## WHAT THIS TASK INVOLVES
Which lines in the listing below contain the string "drive"? Gather each of them in full, matching case exactly.
#### DATA LISTING
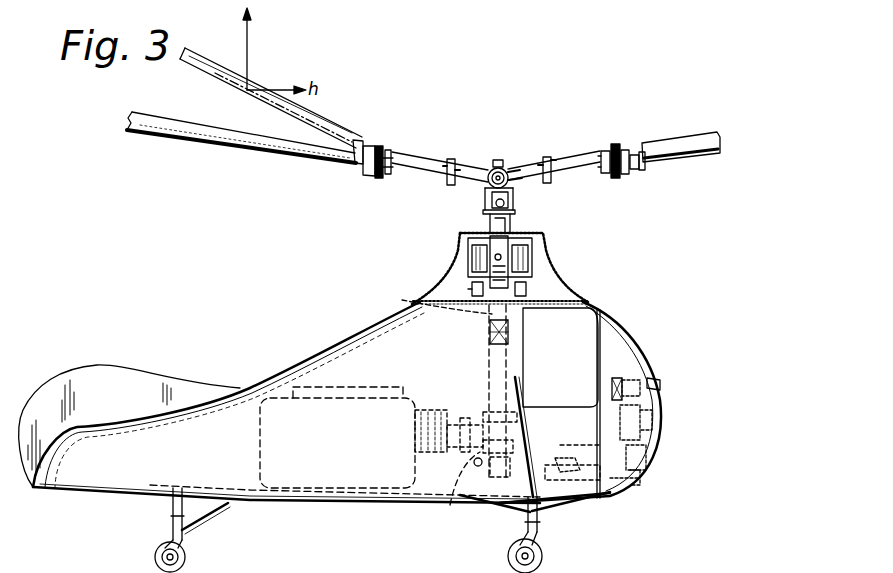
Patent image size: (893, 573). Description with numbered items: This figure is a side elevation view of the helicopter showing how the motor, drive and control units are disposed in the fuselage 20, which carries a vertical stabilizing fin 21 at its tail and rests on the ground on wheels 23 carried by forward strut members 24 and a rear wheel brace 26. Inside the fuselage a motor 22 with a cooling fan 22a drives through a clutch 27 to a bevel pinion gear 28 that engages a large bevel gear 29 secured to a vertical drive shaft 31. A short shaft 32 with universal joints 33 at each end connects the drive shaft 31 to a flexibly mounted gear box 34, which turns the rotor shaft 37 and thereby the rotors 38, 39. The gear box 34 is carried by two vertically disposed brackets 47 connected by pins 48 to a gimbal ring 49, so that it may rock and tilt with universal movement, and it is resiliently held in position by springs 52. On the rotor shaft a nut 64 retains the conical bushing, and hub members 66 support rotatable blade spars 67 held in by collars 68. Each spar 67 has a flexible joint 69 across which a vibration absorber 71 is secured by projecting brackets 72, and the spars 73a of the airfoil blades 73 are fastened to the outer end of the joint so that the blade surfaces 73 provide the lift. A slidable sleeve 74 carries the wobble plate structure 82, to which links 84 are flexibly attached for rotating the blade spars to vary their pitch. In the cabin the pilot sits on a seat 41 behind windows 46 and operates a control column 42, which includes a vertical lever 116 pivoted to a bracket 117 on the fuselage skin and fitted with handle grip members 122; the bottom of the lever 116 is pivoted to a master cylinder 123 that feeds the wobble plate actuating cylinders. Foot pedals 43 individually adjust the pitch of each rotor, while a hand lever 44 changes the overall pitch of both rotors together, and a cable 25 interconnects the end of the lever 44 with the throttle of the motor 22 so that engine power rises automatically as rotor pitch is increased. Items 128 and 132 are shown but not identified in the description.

The fuselage 20 is at (322, 356).
The vertical stabilizing fin 21 is at (102, 380).
The motor 22 is at (313, 498).
The cooling fan 22a is at (293, 392).
The wheels 23 is at (544, 560).
The forward strut members 24 is at (546, 512).
The cable 25 is at (450, 508).
The rear wheel brace 26 is at (204, 517).
The clutch 27 is at (436, 408).
The bevel pinion gear 28 is at (475, 418).
The large bevel gear 29 is at (520, 440).
The vertical drive shaft 31 is at (512, 362).
The short shaft 32 is at (534, 297).
The universal joints 33 is at (418, 299).
The gear box 34 is at (527, 235).
The rotor shaft 37 is at (485, 202).
The rotor 38 is at (527, 167).
The rotor 39 is at (524, 165).
The seat 41 is at (560, 458).
The control column 42 is at (642, 414).
The foot pedals 43 is at (644, 476).
The hand lever 44 is at (600, 498).
The windows 46 is at (600, 318).
The brackets 47 is at (472, 262).
The pins 48 is at (496, 256).
The gimbal ring 49 is at (528, 259).
The springs 52 is at (473, 288).
The nut 64 is at (497, 164).
The hub members 66 is at (467, 168).
The blade spars 67 is at (440, 163).
The collars 68 is at (457, 160).
The flexible joint 69 is at (385, 155).
The vibration absorber 71 is at (632, 168).
The projecting brackets 72 is at (603, 167).
The blades 73 is at (242, 136).
The blade spars 73a is at (369, 150).
The sleeve 74 is at (490, 222).
The wobble plate structure 82 is at (513, 207).
The links 84 is at (487, 190).
The vertical lever 116 is at (648, 455).
The bracket 117 is at (654, 422).
The handle grip members 122 is at (640, 372).
The master cylinder 123 is at (620, 490).
The control handle 128 is at (662, 388).
The control bellcrank 132 is at (642, 383).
########
## FINISHED ANSWER
Patent image size: (893, 573). Description with numbered items: This figure is a side elevation view of the helicopter showing how the motor, drive and control units are disposed in the fuselage 20, which carries a vertical stabilizing fin 21 at its tail and rests on the ground on wheels 23 carried by forward strut members 24 and a rear wheel brace 26. Inside the fuselage a motor 22 with a cooling fan 22a drives through a clutch 27 to a bevel pinion gear 28 that engages a large bevel gear 29 secured to a vertical drive shaft 31. A short shaft 32 with universal joints 33 at each end connects the drive shaft 31 to a flexibly mounted gear box 34, which turns the rotor shaft 37 and thereby the rotors 38, 39. The gear box 34 is carried by two vertically disposed brackets 47 connected by pins 48 to a gimbal ring 49, so that it may rock and tilt with universal movement, and it is resiliently held in position by springs 52. On the rotor shaft a nut 64 retains the conical bushing, and hub members 66 support rotatable blade spars 67 held in by collars 68. Each spar 67 has a flexible joint 69 across which a vibration absorber 71 is secured by projecting brackets 72, and the spars 73a of the airfoil blades 73 are fastened to the outer end of the joint so that the blade surfaces 73 provide the lift. A slidable sleeve 74 carries the wobble plate structure 82, to which links 84 are flexibly attached for rotating the blade spars to vary their pitch. In the cabin the pilot sits on a seat 41 behind windows 46 and operates a control column 42, which includes a vertical lever 116 pivoted to a bracket 117 on the fuselage skin and fitted with handle grip members 122; the bottom of the lever 116 is pivoted to a master cylinder 123 that feeds the wobble plate actuating cylinders. Foot pedals 43 individually adjust the pitch of each rotor, while a hand lever 44 changes the overall pitch of both rotors together, and a cable 25 interconnects the end of the lever 44 with the throttle of the motor 22 so that engine power rises automatically as rotor pitch is increased. Items 128 and 132 are shown but not identified in the description.
The vertical drive shaft 31 is at (512, 362).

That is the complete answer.